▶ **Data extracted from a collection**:
○ ○ ○ ○
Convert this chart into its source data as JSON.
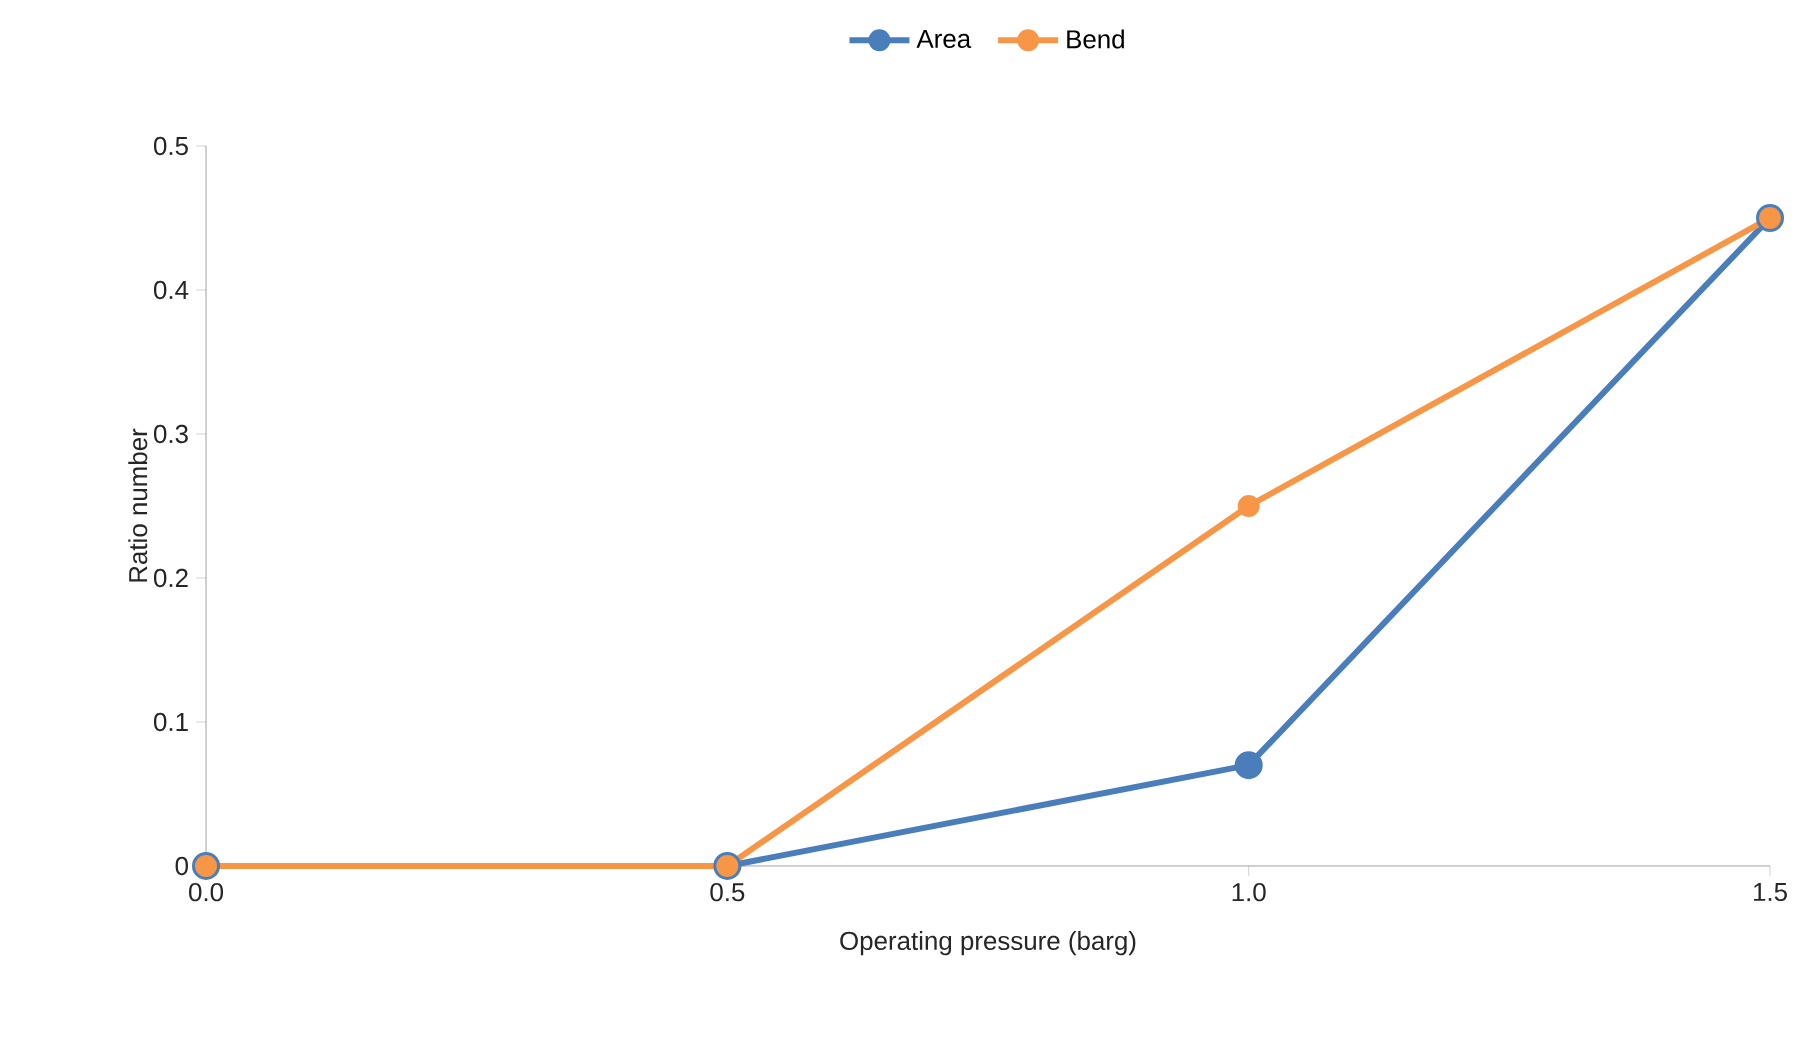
{
  "chart_data": {
    "type": "line",
    "xlabel": "Operating pressure (barg)",
    "ylabel": "Ratio number",
    "x": [
      0,
      0.5,
      1.0,
      1.5
    ],
    "series": [
      {
        "name": "Area",
        "color": "#4a7ebb",
        "values": [
          0,
          0,
          0.07,
          0.45
        ]
      },
      {
        "name": "Bend",
        "color": "#f79646",
        "values": [
          0,
          0,
          0.25,
          0.45
        ]
      }
    ],
    "xlim": [
      0,
      1.5
    ],
    "ylim": [
      0,
      0.5
    ],
    "xticks": [
      {
        "value": 0,
        "label": "0.0"
      },
      {
        "value": 0.5,
        "label": "0.5"
      },
      {
        "value": 1.0,
        "label": "1.0"
      },
      {
        "value": 1.5,
        "label": "1.5"
      }
    ],
    "yticks": [
      0,
      0.1,
      0.2,
      0.3,
      0.4,
      0.5
    ],
    "grid": false,
    "legend": "top",
    "marker": "circle",
    "line_style": "solid"
  }
}
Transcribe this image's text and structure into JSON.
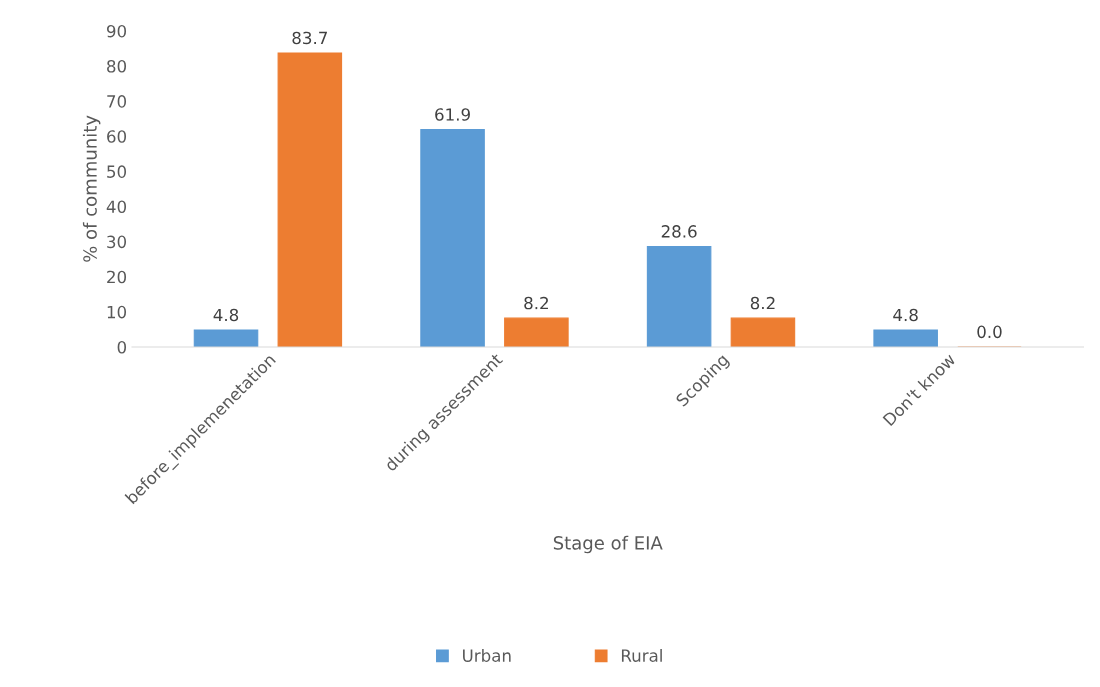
{
  "chart_data": {
    "type": "bar",
    "xlabel": "Stage of EIA",
    "ylabel": "% of community",
    "categories": [
      "before_implemenetation",
      "during assessment",
      "Scoping",
      "Don't know"
    ],
    "series": [
      {
        "name": "Urban",
        "color": "#5b9bd5",
        "values": [
          4.8,
          61.9,
          28.6,
          4.8
        ],
        "value_labels": [
          "4.8",
          "61.9",
          "28.6",
          "4.8"
        ]
      },
      {
        "name": "Rural",
        "color": "#ed7d31",
        "values": [
          83.7,
          8.2,
          8.2,
          0.0
        ],
        "value_labels": [
          "83.7",
          "8.2",
          "8.2",
          "0.0"
        ]
      }
    ],
    "ylim": [
      0,
      90
    ],
    "yticks": [
      0,
      10,
      20,
      30,
      40,
      50,
      60,
      70,
      80,
      90
    ],
    "grid": false,
    "legend": "bottom"
  }
}
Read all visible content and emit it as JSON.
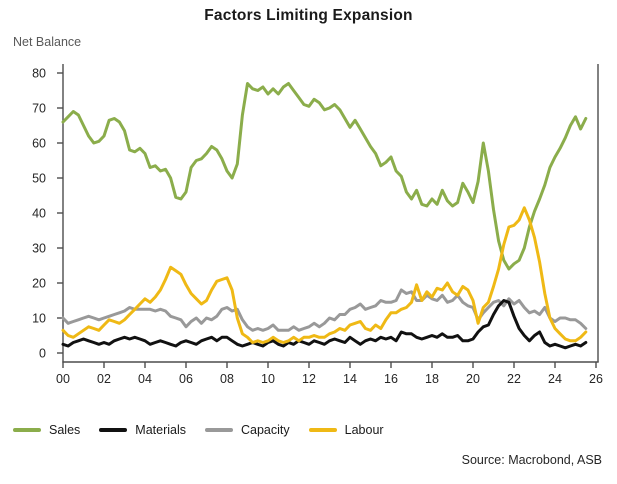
○ ○ ○ ○
▶ **Work required**: Output every entry word for word, but omit the pictures.

▶ **Answer**:
Convert this chart into its source data as JSON.
{
  "chart_data": {
    "type": "line",
    "xlabel": "Operating pressure (barg)",
    "ylabel": "Ratio number",
    "x": [
      0,
      0.5,
      1.0,
      1.5
    ],
    "series": [
      {
        "name": "Area",
        "color": "#4a7ebb",
        "values": [
          0,
          0,
          0.07,
          0.45
        ]
      },
      {
        "name": "Bend",
        "color": "#f79646",
        "values": [
          0,
          0,
          0.25,
          0.45
        ]
      }
    ],
    "xlim": [
      0,
      1.5
    ],
    "ylim": [
      0,
      0.5
    ],
    "xticks": [
      {
        "value": 0,
        "label": "0.0"
      },
      {
        "value": 0.5,
        "label": "0.5"
      },
      {
        "value": 1.0,
        "label": "1.0"
      },
      {
        "value": 1.5,
        "label": "1.5"
      }
    ],
    "yticks": [
      0,
      0.1,
      0.2,
      0.3,
      0.4,
      0.5
    ],
    "grid": false,
    "legend": "top",
    "marker": "circle",
    "line_style": "solid"
  }
}
Transcribe this image's text and structure into JSON.
{
  "chart_data": {
    "type": "bar",
    "xlabel": "Stage of EIA",
    "ylabel": "% of community",
    "categories": [
      "before_implemenetation",
      "during assessment",
      "Scoping",
      "Don't know"
    ],
    "series": [
      {
        "name": "Urban",
        "color": "#5b9bd5",
        "values": [
          4.8,
          61.9,
          28.6,
          4.8
        ],
        "value_labels": [
          "4.8",
          "61.9",
          "28.6",
          "4.8"
        ]
      },
      {
        "name": "Rural",
        "color": "#ed7d31",
        "values": [
          83.7,
          8.2,
          8.2,
          0.0
        ],
        "value_labels": [
          "83.7",
          "8.2",
          "8.2",
          "0.0"
        ]
      }
    ],
    "ylim": [
      0,
      90
    ],
    "yticks": [
      0,
      10,
      20,
      30,
      40,
      50,
      60,
      70,
      80,
      90
    ],
    "grid": false,
    "legend": "bottom"
  }
}
Read all visible content and emit it as JSON.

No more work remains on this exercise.